◆ **Requirements**
Provide only the number of lines in the data below that contain the word "amazing".

Begin Excerpted records

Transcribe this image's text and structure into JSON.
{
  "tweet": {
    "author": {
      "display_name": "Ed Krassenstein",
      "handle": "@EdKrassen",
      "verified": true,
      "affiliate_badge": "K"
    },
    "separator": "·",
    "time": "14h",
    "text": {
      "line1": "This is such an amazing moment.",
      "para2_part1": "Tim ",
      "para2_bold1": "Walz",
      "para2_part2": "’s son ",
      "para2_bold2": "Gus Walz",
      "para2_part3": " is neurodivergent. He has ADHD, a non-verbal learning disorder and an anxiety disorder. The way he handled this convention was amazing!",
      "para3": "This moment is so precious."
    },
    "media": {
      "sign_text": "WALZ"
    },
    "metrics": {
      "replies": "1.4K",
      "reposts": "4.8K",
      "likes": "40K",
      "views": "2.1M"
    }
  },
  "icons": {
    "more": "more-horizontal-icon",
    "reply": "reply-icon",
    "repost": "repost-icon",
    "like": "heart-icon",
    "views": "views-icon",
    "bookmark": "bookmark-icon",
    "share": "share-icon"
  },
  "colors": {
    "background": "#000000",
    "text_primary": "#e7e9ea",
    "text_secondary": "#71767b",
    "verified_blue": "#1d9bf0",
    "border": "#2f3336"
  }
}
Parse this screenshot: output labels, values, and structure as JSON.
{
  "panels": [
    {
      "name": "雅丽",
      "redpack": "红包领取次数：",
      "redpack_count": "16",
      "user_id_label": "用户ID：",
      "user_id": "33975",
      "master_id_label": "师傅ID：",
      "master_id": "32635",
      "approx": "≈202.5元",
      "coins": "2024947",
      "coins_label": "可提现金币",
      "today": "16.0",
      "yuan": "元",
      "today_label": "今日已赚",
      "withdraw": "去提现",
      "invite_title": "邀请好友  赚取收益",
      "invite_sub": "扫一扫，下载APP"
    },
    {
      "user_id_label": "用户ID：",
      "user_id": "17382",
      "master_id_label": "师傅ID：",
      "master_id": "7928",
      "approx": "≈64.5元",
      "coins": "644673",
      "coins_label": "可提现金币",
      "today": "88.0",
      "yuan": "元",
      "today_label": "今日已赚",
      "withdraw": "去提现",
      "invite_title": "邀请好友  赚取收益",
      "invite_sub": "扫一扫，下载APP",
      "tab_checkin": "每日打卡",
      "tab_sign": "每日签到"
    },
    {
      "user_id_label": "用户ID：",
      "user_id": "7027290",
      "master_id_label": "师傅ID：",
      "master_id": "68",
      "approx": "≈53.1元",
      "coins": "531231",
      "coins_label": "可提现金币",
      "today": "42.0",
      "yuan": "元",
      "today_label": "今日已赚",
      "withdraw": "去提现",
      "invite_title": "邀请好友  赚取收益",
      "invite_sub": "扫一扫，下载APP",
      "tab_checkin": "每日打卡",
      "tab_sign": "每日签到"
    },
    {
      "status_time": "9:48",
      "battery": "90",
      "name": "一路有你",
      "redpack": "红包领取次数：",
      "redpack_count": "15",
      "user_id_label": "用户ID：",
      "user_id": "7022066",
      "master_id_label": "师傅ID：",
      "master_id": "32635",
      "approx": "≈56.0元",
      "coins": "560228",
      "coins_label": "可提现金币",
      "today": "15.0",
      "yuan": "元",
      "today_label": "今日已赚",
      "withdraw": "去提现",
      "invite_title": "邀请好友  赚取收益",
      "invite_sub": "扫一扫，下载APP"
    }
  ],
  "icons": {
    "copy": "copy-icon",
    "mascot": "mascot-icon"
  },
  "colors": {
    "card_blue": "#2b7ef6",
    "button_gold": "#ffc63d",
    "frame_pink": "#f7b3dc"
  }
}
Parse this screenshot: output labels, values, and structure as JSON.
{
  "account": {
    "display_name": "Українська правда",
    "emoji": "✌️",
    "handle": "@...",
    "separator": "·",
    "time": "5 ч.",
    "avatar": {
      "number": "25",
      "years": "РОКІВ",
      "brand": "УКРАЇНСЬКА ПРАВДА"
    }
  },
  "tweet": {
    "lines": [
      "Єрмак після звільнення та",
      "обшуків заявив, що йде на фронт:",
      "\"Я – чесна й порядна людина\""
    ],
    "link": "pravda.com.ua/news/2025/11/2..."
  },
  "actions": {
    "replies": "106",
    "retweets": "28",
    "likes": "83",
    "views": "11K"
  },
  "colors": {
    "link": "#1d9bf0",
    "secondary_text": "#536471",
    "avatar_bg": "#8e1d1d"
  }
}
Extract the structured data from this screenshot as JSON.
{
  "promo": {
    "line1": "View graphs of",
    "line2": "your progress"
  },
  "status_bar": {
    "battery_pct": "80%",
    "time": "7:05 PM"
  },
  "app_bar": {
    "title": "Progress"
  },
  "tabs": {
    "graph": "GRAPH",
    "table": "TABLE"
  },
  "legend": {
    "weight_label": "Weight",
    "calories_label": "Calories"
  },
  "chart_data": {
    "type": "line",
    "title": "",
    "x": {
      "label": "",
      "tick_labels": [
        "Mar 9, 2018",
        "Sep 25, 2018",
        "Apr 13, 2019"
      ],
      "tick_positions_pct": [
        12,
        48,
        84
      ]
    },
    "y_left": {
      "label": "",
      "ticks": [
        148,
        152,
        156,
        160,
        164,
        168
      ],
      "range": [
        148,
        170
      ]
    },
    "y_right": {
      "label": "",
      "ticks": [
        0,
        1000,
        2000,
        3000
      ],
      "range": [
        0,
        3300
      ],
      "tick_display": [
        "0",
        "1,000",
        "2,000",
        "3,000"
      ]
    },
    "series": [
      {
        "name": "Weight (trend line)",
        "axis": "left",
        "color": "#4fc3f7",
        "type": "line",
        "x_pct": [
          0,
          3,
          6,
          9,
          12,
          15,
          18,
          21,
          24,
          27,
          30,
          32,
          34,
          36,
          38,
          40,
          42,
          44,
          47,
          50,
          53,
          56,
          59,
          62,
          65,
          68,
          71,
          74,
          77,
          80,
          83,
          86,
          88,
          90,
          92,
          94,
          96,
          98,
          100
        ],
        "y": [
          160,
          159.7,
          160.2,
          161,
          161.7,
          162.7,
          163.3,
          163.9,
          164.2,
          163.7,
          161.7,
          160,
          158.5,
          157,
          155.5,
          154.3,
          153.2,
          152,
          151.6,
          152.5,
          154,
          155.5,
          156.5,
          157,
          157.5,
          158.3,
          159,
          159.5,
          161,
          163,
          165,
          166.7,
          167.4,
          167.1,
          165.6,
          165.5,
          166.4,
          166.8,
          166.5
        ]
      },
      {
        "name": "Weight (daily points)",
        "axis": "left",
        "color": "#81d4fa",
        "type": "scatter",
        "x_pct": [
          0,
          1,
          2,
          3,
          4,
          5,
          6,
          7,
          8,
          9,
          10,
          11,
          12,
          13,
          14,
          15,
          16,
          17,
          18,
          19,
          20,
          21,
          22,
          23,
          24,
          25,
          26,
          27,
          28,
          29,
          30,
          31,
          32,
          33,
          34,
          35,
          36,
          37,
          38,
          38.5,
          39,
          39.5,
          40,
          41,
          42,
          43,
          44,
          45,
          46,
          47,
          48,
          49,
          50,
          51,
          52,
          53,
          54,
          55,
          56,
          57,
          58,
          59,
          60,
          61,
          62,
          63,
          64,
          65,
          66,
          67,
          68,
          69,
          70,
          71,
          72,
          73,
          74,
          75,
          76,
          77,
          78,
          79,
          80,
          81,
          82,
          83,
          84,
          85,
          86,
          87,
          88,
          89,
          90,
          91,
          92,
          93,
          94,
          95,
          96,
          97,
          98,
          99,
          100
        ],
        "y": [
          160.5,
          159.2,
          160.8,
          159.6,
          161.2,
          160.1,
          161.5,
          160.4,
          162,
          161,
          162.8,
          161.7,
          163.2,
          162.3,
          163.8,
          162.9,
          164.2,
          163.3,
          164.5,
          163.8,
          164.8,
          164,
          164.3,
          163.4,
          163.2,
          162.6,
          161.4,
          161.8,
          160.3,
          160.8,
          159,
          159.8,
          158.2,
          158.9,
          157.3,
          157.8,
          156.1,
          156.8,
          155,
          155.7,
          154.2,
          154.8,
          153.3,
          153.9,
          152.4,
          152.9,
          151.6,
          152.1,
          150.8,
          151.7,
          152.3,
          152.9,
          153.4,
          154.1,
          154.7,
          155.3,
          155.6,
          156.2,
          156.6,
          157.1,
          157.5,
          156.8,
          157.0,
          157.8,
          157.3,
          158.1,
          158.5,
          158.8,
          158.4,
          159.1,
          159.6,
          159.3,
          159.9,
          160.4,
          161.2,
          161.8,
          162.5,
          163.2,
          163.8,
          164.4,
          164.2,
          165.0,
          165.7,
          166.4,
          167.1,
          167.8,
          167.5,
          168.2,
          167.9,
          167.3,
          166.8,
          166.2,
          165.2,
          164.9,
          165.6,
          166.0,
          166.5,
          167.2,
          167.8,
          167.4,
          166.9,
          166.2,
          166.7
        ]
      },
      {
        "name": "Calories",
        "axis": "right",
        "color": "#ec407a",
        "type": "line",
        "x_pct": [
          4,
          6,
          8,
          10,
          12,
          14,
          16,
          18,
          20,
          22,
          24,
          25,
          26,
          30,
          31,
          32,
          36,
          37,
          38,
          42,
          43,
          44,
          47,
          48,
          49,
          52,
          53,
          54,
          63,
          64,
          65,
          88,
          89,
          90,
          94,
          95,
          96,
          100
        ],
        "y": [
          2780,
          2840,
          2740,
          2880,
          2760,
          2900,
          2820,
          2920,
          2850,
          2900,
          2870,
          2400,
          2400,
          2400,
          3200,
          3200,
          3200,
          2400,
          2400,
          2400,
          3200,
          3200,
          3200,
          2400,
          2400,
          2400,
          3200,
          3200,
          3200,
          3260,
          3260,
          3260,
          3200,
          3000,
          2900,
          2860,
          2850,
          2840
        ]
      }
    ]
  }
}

End Excerpted records

◆ **Output for this task**
2